● Task to carry out:
Nothing may be dropped or altered: reproduce all the data.

● Listed records:
···

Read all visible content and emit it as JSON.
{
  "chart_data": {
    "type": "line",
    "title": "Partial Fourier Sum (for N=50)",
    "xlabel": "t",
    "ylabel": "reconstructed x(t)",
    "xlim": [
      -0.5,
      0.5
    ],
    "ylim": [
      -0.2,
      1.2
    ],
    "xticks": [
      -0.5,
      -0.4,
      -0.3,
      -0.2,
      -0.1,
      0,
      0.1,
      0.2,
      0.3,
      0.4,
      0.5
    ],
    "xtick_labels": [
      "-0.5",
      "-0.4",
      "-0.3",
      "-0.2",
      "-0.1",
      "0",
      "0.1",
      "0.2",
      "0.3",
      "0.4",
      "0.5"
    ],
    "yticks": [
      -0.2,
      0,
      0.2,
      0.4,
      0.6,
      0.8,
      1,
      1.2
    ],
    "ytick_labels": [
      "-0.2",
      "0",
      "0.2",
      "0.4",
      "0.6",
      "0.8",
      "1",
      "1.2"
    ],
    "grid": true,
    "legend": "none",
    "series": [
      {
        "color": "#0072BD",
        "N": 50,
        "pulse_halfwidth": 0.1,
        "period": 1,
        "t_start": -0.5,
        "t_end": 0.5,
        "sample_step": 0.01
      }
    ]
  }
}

···

● Task response:
Read all visible content and emit it as JSON.
{
  "chart_data": {
    "type": "line",
    "title": "Partial Fourier Sum (for N=50)",
    "xlabel": "t",
    "ylabel": "reconstructed x(t)",
    "xlim": [
      -0.5,
      0.5
    ],
    "ylim": [
      -0.2,
      1.2
    ],
    "xticks": [
      -0.5,
      -0.4,
      -0.3,
      -0.2,
      -0.1,
      0,
      0.1,
      0.2,
      0.3,
      0.4,
      0.5
    ],
    "xtick_labels": [
      "-0.5",
      "-0.4",
      "-0.3",
      "-0.2",
      "-0.1",
      "0",
      "0.1",
      "0.2",
      "0.3",
      "0.4",
      "0.5"
    ],
    "yticks": [
      -0.2,
      0,
      0.2,
      0.4,
      0.6,
      0.8,
      1,
      1.2
    ],
    "ytick_labels": [
      "-0.2",
      "0",
      "0.2",
      "0.4",
      "0.6",
      "0.8",
      "1",
      "1.2"
    ],
    "grid": true,
    "legend": "none",
    "series": [
      {
        "color": "#0072BD",
        "N": 50,
        "pulse_halfwidth": 0.1,
        "period": 1,
        "t_start": -0.5,
        "t_end": 0.5,
        "sample_step": 0.01
      }
    ]
  }
}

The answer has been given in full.